— Exercise input —
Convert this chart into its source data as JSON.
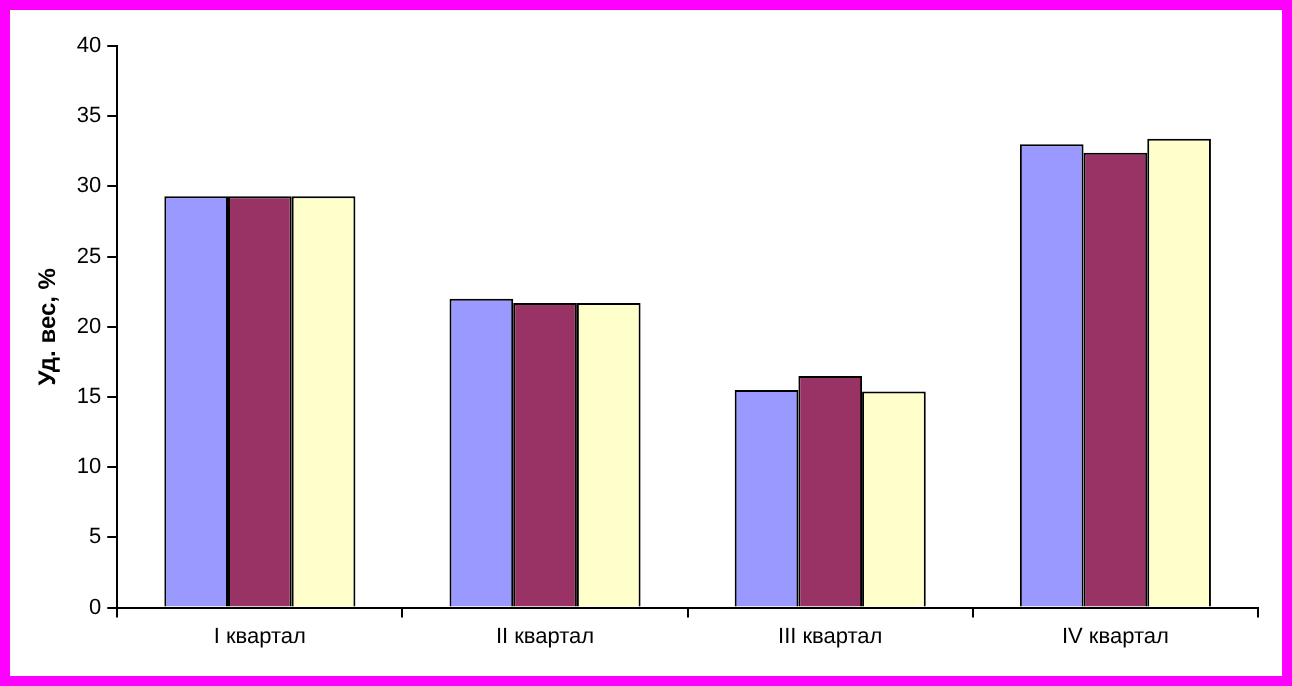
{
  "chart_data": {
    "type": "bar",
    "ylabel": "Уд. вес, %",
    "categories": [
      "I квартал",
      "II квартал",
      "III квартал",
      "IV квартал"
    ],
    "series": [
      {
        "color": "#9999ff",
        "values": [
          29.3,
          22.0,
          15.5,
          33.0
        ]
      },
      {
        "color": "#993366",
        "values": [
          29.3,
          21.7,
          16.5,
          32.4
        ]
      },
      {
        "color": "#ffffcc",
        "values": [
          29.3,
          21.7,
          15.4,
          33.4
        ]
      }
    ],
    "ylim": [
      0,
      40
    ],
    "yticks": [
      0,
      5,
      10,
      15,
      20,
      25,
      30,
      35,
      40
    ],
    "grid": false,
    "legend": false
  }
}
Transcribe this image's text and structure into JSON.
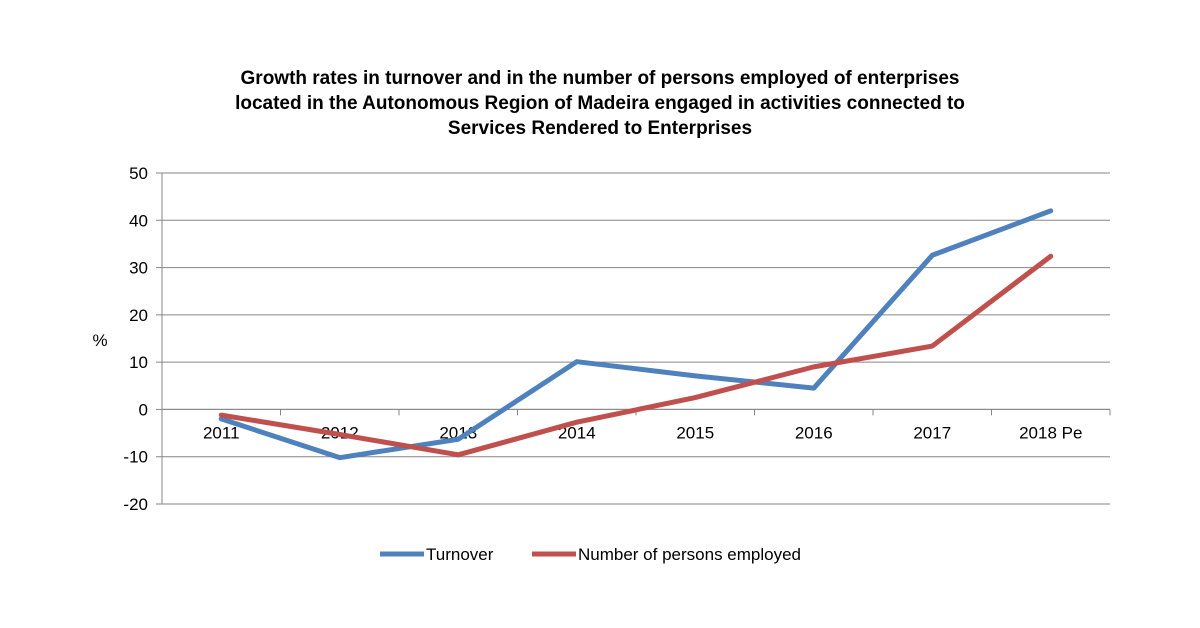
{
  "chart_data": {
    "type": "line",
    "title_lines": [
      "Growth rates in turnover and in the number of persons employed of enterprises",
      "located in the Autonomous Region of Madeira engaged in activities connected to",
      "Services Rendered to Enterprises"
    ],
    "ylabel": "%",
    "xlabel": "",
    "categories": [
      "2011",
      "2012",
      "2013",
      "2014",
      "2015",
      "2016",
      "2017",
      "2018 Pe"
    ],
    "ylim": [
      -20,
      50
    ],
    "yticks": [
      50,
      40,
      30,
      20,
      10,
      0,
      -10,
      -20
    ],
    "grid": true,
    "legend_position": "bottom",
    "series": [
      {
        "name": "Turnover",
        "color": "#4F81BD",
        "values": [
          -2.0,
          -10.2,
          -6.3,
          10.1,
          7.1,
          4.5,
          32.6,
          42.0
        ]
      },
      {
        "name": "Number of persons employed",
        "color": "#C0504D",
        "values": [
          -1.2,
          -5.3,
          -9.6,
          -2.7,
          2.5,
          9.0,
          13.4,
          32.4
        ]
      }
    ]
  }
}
--
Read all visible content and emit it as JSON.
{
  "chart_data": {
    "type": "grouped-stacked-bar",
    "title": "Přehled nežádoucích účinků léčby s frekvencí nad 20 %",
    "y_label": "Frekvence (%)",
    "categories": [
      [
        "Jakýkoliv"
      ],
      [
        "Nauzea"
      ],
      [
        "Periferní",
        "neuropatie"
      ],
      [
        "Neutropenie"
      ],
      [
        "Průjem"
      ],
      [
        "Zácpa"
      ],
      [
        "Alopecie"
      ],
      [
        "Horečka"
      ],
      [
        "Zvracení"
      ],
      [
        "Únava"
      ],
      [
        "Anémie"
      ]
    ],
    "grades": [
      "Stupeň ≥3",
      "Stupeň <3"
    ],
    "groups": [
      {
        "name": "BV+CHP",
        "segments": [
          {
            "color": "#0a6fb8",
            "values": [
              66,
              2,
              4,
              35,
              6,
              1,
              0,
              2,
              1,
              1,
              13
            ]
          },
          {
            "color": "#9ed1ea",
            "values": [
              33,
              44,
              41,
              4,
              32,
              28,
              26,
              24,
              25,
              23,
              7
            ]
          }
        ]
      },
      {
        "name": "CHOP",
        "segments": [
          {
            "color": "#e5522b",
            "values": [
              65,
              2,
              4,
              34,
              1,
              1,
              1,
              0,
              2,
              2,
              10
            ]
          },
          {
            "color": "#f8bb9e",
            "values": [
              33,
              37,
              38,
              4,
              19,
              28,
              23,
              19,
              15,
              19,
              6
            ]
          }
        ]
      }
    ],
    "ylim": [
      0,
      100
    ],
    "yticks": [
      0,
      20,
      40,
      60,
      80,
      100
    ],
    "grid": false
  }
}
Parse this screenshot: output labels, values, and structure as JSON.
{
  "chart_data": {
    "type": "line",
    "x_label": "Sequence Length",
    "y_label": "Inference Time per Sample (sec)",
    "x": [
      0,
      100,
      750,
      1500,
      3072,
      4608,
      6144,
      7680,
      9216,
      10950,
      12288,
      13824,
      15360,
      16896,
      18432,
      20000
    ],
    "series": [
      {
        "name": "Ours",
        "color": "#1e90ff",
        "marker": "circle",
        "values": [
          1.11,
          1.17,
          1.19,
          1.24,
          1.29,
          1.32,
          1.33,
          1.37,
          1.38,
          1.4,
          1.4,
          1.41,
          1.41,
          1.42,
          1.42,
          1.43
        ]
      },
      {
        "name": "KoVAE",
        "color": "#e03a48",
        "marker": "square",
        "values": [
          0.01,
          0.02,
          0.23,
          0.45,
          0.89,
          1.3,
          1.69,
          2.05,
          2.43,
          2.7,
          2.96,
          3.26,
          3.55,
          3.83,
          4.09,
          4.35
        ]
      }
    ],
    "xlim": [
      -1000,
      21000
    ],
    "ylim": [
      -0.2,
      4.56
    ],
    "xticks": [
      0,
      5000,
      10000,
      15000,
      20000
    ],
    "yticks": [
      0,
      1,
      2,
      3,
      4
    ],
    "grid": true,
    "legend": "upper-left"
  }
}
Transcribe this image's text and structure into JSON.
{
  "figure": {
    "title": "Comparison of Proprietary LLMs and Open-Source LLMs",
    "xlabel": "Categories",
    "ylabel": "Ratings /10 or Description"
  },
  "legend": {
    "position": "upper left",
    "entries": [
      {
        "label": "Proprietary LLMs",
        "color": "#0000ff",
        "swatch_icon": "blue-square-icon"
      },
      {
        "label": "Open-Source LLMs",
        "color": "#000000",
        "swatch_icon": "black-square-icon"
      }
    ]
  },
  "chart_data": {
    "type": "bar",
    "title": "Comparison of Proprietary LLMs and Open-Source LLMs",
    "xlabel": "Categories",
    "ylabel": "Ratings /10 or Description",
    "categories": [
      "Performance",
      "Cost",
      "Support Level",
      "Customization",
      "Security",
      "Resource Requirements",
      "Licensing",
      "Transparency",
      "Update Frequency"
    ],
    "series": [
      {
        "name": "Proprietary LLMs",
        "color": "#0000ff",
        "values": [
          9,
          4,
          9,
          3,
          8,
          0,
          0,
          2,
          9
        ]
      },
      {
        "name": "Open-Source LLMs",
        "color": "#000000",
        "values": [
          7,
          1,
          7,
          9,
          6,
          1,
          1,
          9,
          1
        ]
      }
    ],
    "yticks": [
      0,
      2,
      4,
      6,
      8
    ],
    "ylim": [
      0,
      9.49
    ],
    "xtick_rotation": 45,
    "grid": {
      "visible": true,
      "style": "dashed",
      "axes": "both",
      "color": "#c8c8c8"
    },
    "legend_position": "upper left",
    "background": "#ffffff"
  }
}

— Given task —
Note every line above where the string "employed" shows up, and copy those lines.

— Output —
      "Growth rates in turnover and in the number of persons employed of enterprises",
        "name": "Number of persons employed",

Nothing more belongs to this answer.